### Your goal
Print all the records exactly, please.

───── Data lines ─────

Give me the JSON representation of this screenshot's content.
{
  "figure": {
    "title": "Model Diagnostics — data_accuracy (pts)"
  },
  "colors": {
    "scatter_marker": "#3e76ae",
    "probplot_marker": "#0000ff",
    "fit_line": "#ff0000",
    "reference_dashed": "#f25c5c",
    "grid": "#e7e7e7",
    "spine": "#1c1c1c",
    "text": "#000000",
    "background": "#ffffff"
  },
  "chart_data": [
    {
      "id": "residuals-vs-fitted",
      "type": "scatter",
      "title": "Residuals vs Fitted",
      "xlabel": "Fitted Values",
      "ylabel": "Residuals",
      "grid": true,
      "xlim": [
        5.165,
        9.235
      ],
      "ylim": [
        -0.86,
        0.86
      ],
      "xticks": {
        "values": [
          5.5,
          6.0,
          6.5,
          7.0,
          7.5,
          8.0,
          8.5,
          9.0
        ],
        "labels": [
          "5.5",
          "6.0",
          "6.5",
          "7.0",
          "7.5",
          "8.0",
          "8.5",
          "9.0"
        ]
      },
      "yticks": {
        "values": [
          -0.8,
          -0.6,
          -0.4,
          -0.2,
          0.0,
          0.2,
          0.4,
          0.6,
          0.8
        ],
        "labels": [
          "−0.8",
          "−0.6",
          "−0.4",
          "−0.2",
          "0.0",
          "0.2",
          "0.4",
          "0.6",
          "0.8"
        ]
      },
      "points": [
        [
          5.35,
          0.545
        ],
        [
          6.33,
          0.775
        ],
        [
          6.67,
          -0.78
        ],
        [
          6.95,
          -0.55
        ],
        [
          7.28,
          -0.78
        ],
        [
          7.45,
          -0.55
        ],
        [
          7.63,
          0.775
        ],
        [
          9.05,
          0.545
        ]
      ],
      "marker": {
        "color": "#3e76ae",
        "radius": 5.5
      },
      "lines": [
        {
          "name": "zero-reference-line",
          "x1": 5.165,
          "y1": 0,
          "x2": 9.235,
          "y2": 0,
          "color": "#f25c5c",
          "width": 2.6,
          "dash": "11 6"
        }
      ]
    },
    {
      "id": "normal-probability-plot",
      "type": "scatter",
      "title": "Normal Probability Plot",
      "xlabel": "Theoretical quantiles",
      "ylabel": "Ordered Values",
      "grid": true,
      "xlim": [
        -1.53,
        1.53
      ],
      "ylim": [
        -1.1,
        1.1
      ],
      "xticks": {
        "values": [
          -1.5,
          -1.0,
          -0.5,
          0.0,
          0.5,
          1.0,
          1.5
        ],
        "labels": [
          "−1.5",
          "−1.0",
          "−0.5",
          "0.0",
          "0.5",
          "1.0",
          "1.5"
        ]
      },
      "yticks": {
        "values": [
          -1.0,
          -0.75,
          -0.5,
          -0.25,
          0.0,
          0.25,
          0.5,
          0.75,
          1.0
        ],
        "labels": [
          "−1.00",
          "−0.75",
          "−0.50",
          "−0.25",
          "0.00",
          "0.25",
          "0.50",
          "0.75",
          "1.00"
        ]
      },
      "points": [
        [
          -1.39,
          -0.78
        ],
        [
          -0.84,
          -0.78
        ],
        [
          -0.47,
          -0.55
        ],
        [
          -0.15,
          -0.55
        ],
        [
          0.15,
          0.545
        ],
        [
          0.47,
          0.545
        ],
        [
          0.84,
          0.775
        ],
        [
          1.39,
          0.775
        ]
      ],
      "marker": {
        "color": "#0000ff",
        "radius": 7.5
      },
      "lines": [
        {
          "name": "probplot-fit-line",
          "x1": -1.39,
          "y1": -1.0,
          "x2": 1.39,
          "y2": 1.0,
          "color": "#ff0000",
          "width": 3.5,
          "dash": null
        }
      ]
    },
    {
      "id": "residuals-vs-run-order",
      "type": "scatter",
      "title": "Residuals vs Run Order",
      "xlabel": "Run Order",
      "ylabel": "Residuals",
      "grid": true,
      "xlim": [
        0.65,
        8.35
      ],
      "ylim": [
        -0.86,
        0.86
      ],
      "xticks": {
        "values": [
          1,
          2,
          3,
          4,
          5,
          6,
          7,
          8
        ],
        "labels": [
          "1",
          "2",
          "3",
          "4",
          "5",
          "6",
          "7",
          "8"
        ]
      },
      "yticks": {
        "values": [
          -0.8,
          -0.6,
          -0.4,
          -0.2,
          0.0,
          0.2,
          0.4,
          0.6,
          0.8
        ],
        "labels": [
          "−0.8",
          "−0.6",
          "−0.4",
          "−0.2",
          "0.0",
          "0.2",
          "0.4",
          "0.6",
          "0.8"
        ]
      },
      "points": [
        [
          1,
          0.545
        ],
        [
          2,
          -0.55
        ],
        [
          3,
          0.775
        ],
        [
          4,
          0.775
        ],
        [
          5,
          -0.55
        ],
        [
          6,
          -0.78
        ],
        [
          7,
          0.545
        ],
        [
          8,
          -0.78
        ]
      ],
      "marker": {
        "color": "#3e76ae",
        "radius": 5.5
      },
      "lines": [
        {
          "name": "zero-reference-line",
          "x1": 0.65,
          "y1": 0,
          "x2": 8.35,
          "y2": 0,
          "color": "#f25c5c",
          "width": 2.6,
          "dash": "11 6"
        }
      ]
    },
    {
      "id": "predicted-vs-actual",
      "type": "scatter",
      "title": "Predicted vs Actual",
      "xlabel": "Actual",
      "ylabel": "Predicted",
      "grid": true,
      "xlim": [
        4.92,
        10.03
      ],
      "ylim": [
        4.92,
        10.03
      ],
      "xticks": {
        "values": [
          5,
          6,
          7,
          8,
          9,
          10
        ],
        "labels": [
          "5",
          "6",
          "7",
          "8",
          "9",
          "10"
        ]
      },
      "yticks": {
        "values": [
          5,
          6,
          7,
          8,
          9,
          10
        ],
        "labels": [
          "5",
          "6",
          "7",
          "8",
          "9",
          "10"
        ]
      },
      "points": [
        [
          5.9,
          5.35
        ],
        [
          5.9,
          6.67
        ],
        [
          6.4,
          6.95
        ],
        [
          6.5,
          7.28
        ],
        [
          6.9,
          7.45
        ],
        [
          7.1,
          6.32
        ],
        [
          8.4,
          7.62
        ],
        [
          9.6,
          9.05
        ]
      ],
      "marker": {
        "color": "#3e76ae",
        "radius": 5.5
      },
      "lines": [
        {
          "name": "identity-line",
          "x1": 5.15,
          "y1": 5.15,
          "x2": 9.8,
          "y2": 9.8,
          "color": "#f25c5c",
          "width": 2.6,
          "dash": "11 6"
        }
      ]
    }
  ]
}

─────

### Solution to the problem
Give me the JSON representation of this screenshot's content.
{
  "figure": {
    "title": "Model Diagnostics — data_accuracy (pts)"
  },
  "colors": {
    "scatter_marker": "#3e76ae",
    "probplot_marker": "#0000ff",
    "fit_line": "#ff0000",
    "reference_dashed": "#f25c5c",
    "grid": "#e7e7e7",
    "spine": "#1c1c1c",
    "text": "#000000",
    "background": "#ffffff"
  },
  "chart_data": [
    {
      "id": "residuals-vs-fitted",
      "type": "scatter",
      "title": "Residuals vs Fitted",
      "xlabel": "Fitted Values",
      "ylabel": "Residuals",
      "grid": true,
      "xlim": [
        5.165,
        9.235
      ],
      "ylim": [
        -0.86,
        0.86
      ],
      "xticks": {
        "values": [
          5.5,
          6.0,
          6.5,
          7.0,
          7.5,
          8.0,
          8.5,
          9.0
        ],
        "labels": [
          "5.5",
          "6.0",
          "6.5",
          "7.0",
          "7.5",
          "8.0",
          "8.5",
          "9.0"
        ]
      },
      "yticks": {
        "values": [
          -0.8,
          -0.6,
          -0.4,
          -0.2,
          0.0,
          0.2,
          0.4,
          0.6,
          0.8
        ],
        "labels": [
          "−0.8",
          "−0.6",
          "−0.4",
          "−0.2",
          "0.0",
          "0.2",
          "0.4",
          "0.6",
          "0.8"
        ]
      },
      "points": [
        [
          5.35,
          0.545
        ],
        [
          6.33,
          0.775
        ],
        [
          6.67,
          -0.78
        ],
        [
          6.95,
          -0.55
        ],
        [
          7.28,
          -0.78
        ],
        [
          7.45,
          -0.55
        ],
        [
          7.63,
          0.775
        ],
        [
          9.05,
          0.545
        ]
      ],
      "marker": {
        "color": "#3e76ae",
        "radius": 5.5
      },
      "lines": [
        {
          "name": "zero-reference-line",
          "x1": 5.165,
          "y1": 0,
          "x2": 9.235,
          "y2": 0,
          "color": "#f25c5c",
          "width": 2.6,
          "dash": "11 6"
        }
      ]
    },
    {
      "id": "normal-probability-plot",
      "type": "scatter",
      "title": "Normal Probability Plot",
      "xlabel": "Theoretical quantiles",
      "ylabel": "Ordered Values",
      "grid": true,
      "xlim": [
        -1.53,
        1.53
      ],
      "ylim": [
        -1.1,
        1.1
      ],
      "xticks": {
        "values": [
          -1.5,
          -1.0,
          -0.5,
          0.0,
          0.5,
          1.0,
          1.5
        ],
        "labels": [
          "−1.5",
          "−1.0",
          "−0.5",
          "0.0",
          "0.5",
          "1.0",
          "1.5"
        ]
      },
      "yticks": {
        "values": [
          -1.0,
          -0.75,
          -0.5,
          -0.25,
          0.0,
          0.25,
          0.5,
          0.75,
          1.0
        ],
        "labels": [
          "−1.00",
          "−0.75",
          "−0.50",
          "−0.25",
          "0.00",
          "0.25",
          "0.50",
          "0.75",
          "1.00"
        ]
      },
      "points": [
        [
          -1.39,
          -0.78
        ],
        [
          -0.84,
          -0.78
        ],
        [
          -0.47,
          -0.55
        ],
        [
          -0.15,
          -0.55
        ],
        [
          0.15,
          0.545
        ],
        [
          0.47,
          0.545
        ],
        [
          0.84,
          0.775
        ],
        [
          1.39,
          0.775
        ]
      ],
      "marker": {
        "color": "#0000ff",
        "radius": 7.5
      },
      "lines": [
        {
          "name": "probplot-fit-line",
          "x1": -1.39,
          "y1": -1.0,
          "x2": 1.39,
          "y2": 1.0,
          "color": "#ff0000",
          "width": 3.5,
          "dash": null
        }
      ]
    },
    {
      "id": "residuals-vs-run-order",
      "type": "scatter",
      "title": "Residuals vs Run Order",
      "xlabel": "Run Order",
      "ylabel": "Residuals",
      "grid": true,
      "xlim": [
        0.65,
        8.35
      ],
      "ylim": [
        -0.86,
        0.86
      ],
      "xticks": {
        "values": [
          1,
          2,
          3,
          4,
          5,
          6,
          7,
          8
        ],
        "labels": [
          "1",
          "2",
          "3",
          "4",
          "5",
          "6",
          "7",
          "8"
        ]
      },
      "yticks": {
        "values": [
          -0.8,
          -0.6,
          -0.4,
          -0.2,
          0.0,
          0.2,
          0.4,
          0.6,
          0.8
        ],
        "labels": [
          "−0.8",
          "−0.6",
          "−0.4",
          "−0.2",
          "0.0",
          "0.2",
          "0.4",
          "0.6",
          "0.8"
        ]
      },
      "points": [
        [
          1,
          0.545
        ],
        [
          2,
          -0.55
        ],
        [
          3,
          0.775
        ],
        [
          4,
          0.775
        ],
        [
          5,
          -0.55
        ],
        [
          6,
          -0.78
        ],
        [
          7,
          0.545
        ],
        [
          8,
          -0.78
        ]
      ],
      "marker": {
        "color": "#3e76ae",
        "radius": 5.5
      },
      "lines": [
        {
          "name": "zero-reference-line",
          "x1": 0.65,
          "y1": 0,
          "x2": 8.35,
          "y2": 0,
          "color": "#f25c5c",
          "width": 2.6,
          "dash": "11 6"
        }
      ]
    },
    {
      "id": "predicted-vs-actual",
      "type": "scatter",
      "title": "Predicted vs Actual",
      "xlabel": "Actual",
      "ylabel": "Predicted",
      "grid": true,
      "xlim": [
        4.92,
        10.03
      ],
      "ylim": [
        4.92,
        10.03
      ],
      "xticks": {
        "values": [
          5,
          6,
          7,
          8,
          9,
          10
        ],
        "labels": [
          "5",
          "6",
          "7",
          "8",
          "9",
          "10"
        ]
      },
      "yticks": {
        "values": [
          5,
          6,
          7,
          8,
          9,
          10
        ],
        "labels": [
          "5",
          "6",
          "7",
          "8",
          "9",
          "10"
        ]
      },
      "points": [
        [
          5.9,
          5.35
        ],
        [
          5.9,
          6.67
        ],
        [
          6.4,
          6.95
        ],
        [
          6.5,
          7.28
        ],
        [
          6.9,
          7.45
        ],
        [
          7.1,
          6.32
        ],
        [
          8.4,
          7.62
        ],
        [
          9.6,
          9.05
        ]
      ],
      "marker": {
        "color": "#3e76ae",
        "radius": 5.5
      },
      "lines": [
        {
          "name": "identity-line",
          "x1": 5.15,
          "y1": 5.15,
          "x2": 9.8,
          "y2": 9.8,
          "color": "#f25c5c",
          "width": 2.6,
          "dash": "11 6"
        }
      ]
    }
  ]
}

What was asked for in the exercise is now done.